● **Challenge**:
Leave out every picture and restate word for word the lines from the one with "OCR this image." to the final line.
─── Entries supplied ───
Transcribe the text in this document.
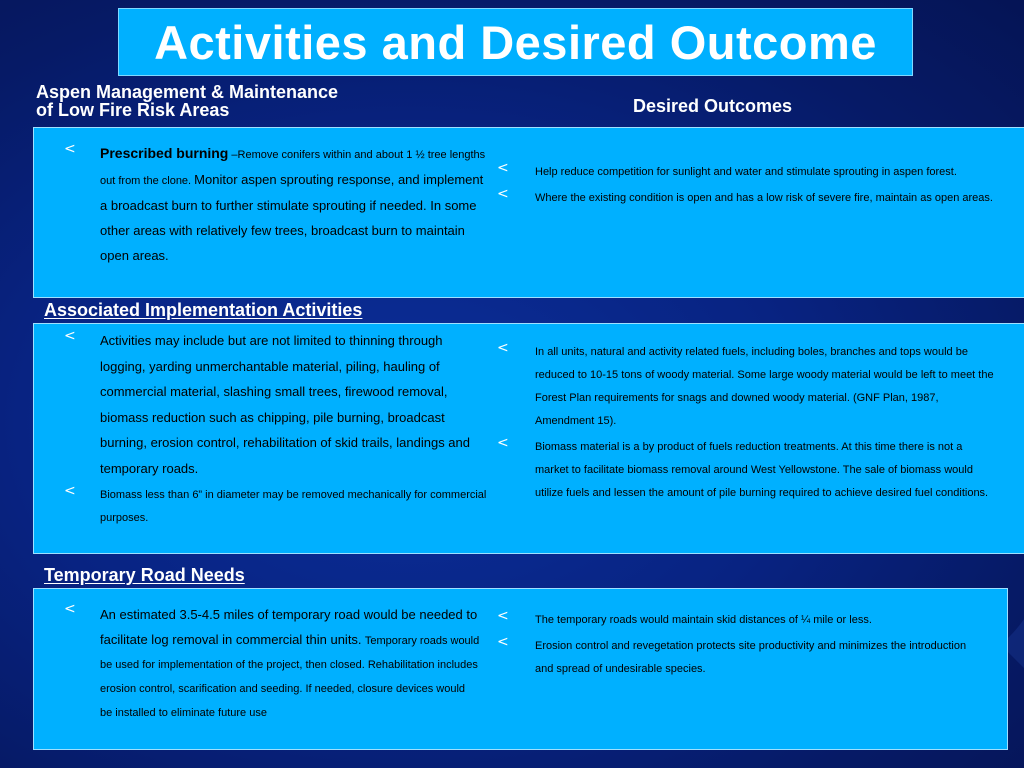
Activities and Desired Outcome
Aspen Management & Maintenance
of Low Fire Risk Areas	Desired Outcomes
< Prescribed burning –Remove conifers within and about 1 ½ tree lengths out from the clone. Monitor aspen sprouting response, and implement a broadcast burn to further stimulate sprouting if needed. In some other areas with relatively few trees, broadcast burn to maintain open areas.
< Help reduce competition for sunlight and water and stimulate sprouting in aspen forest.
< Where the existing condition is open and has a low risk of severe fire, maintain as open areas.
Associated Implementation Activities
< Activities may include but are not limited to thinning through logging, yarding unmerchantable material, piling, hauling of commercial material, slashing small trees, firewood removal, biomass reduction such as chipping, pile burning, broadcast burning, erosion control, rehabilitation of skid trails, landings and temporary roads.
< Biomass less than 6” in diameter may be removed mechanically for commercial purposes.
< In all units, natural and activity related fuels, including boles, branches and tops would be reduced to 10-15 tons of woody material. Some large woody material would be left to meet the Forest Plan requirements for snags and downed woody material. (GNF Plan, 1987, Amendment 15).
< Biomass material is a by product of fuels reduction treatments. At this time there is not a market to facilitate biomass removal around West Yellowstone. The sale of biomass would utilize fuels and lessen the amount of pile burning required to achieve desired fuel conditions.
Temporary Road Needs
< An estimated 3.5-4.5 miles of temporary road would be needed to facilitate log removal in commercial thin units. Temporary roads would be used for implementation of the project, then closed. Rehabilitation includes erosion control, scarification and seeding. If needed, closure devices would be installed to eliminate future use
< The temporary roads would maintain skid distances of ¼ mile or less.
< Erosion control and revegetation protects site productivity and minimizes the introduction and spread of undesirable species.
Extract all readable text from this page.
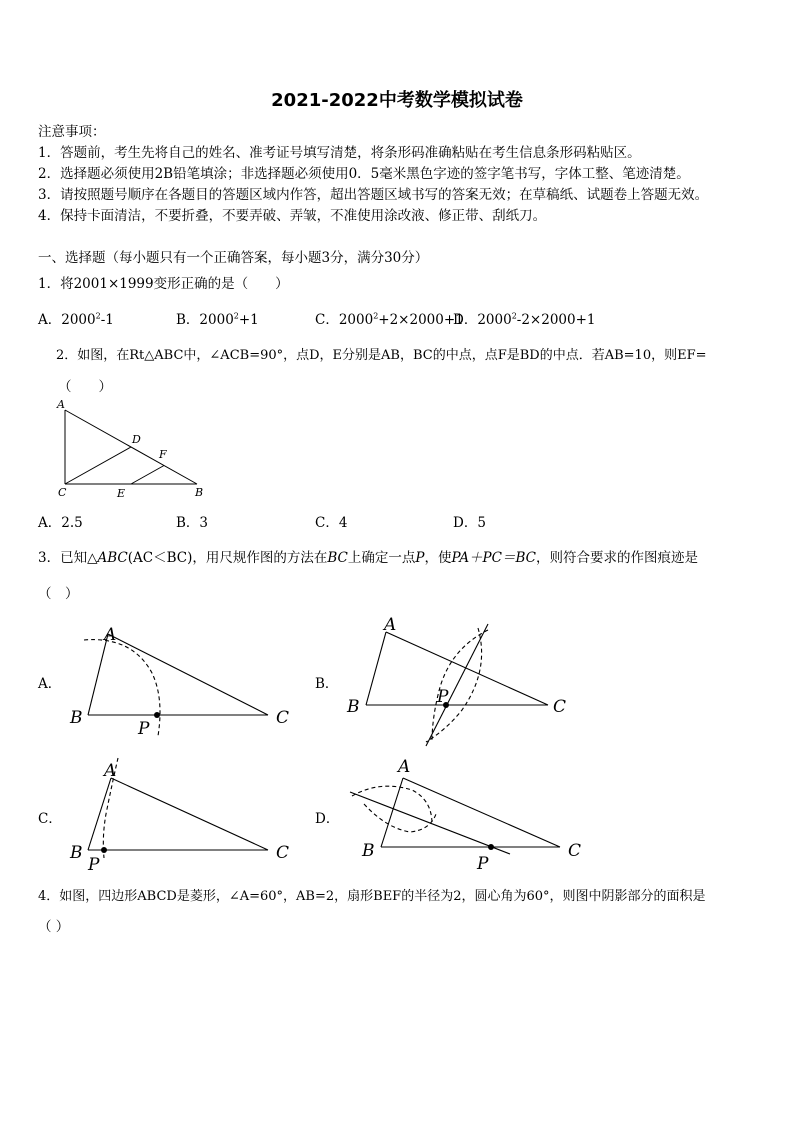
2021-2022中考数学模拟试卷
注意事项：
1．答题前，考生先将自己的姓名、准考证号填写清楚，将条形码准确粘贴在考生信息条形码粘贴区。
2．选择题必须使用2B铅笔填涂；非选择题必须使用0．5毫米黑色字迹的签字笔书写，字体工整、笔迹清楚。
3．请按照题号顺序在各题目的答题区域内作答，超出答题区域书写的答案无效；在草稿纸、试题卷上答题无效。
4．保持卡面清洁，不要折叠，不要弄破、弄皱，不准使用涂改液、修正带、刮纸刀。
一、选择题（每小题只有一个正确答案，每小题3分，满分30分）
1．将2001×1999变形正确的是（　　）
A．2000$^2$-1	B．$2000^2+1$	C．$2000^2+2\times 2000+1$
D．$2000^2-2\times 2000+1$
2．如图，在Rt△ABC中，∠ACB=90°，点D，E分别是AB，BC的中点，点F是BD的中点．若AB=10，则EF=
（　　）
A
D
F
C	E	B
A．2.5	B．3	C．4	D．5
3．已知△ABC(AC＜BC)，用尺规作图的方法在BC上确定一点P，使PA＋PC＝BC，则符合要求的作图痕迹是
（　）
A．
A
B	C
P
B．
A
B	C
P
C．
A
B	C
P
D．
A
B	C
P
4．如图，四边形ABCD是菱形，∠A=60°，AB=2，扇形BEF的半径为2，圆心角为60°，则图中阴影部分的面积是
（ ）
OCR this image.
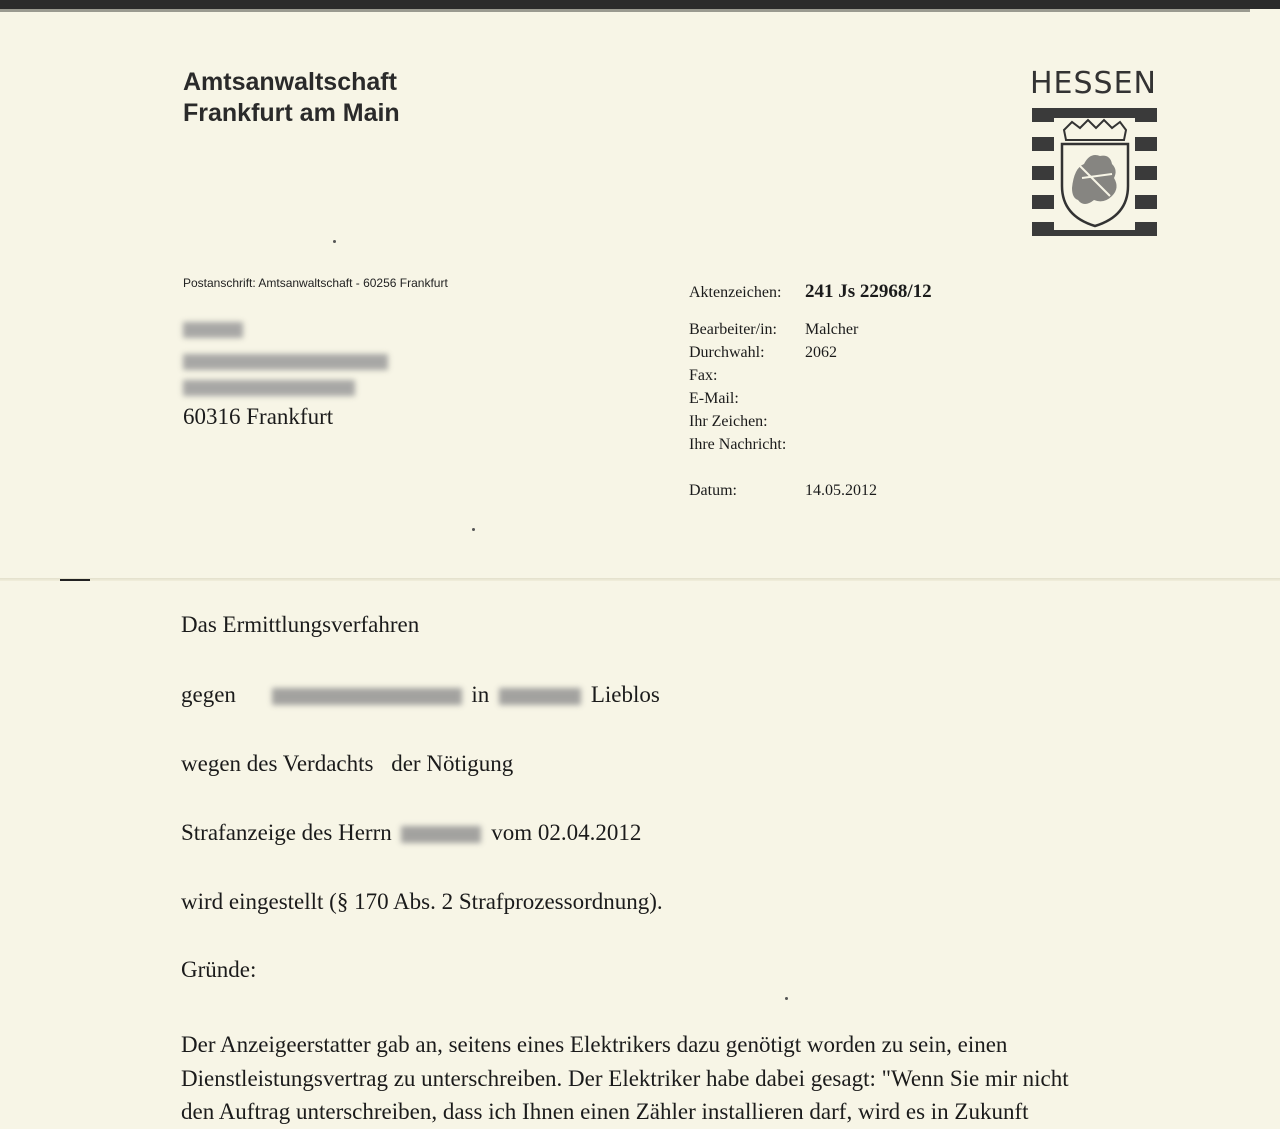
Amtsanwaltschaft
Frankfurt am Main
HESSEN
Postanschrift: Amtsanwaltschaft - 60256 Frankfurt
60316 Frankfurt
Aktenzeichen: 241 Js 22968/12
Bearbeiter/in: Malcher
Durchwahl:	2062
Fax:
E-Mail:
Ihr Zeichen:
Ihre Nachricht:
Datum:	14.05.2012
Das Ermittlungsverfahren
gegen	in	Lieblos
wegen des Verdachts der Nötigung
Strafanzeige des Herrn	vom 02.04.2012
wird eingestellt (§ 170 Abs. 2 Strafprozessordnung).
Gründe:
Der Anzeigeerstatter gab an, seitens eines Elektrikers dazu genötigt worden zu sein, einen
Dienstleistungsvertrag zu unterschreiben. Der Elektriker habe dabei gesagt: "Wenn Sie mir nicht
den Auftrag unterschreiben, dass ich Ihnen einen Zähler installieren darf, wird es in Zukunft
───
● **Result below**:
OCR this image.
Amtsanwaltschaft
Frankfurt am Main
HESSEN
Postanschrift: Amtsanwaltschaft - 60256 Frankfurt
60316 Frankfurt
Aktenzeichen: 241 Js 22968/12
Bearbeiter/in: Malcher
Durchwahl:	2062
Fax:
E-Mail:
Ihr Zeichen:
Ihre Nachricht:
Datum:	14.05.2012
Das Ermittlungsverfahren
gegen	in	Lieblos
wegen des Verdachts der Nötigung
Strafanzeige des Herrn	vom 02.04.2012
wird eingestellt (§ 170 Abs. 2 Strafprozessordnung).
Gründe:
Der Anzeigeerstatter gab an, seitens eines Elektrikers dazu genötigt worden zu sein, einen
Dienstleistungsvertrag zu unterschreiben. Der Elektriker habe dabei gesagt: "Wenn Sie mir nicht
den Auftrag unterschreiben, dass ich Ihnen einen Zähler installieren darf, wird es in Zukunft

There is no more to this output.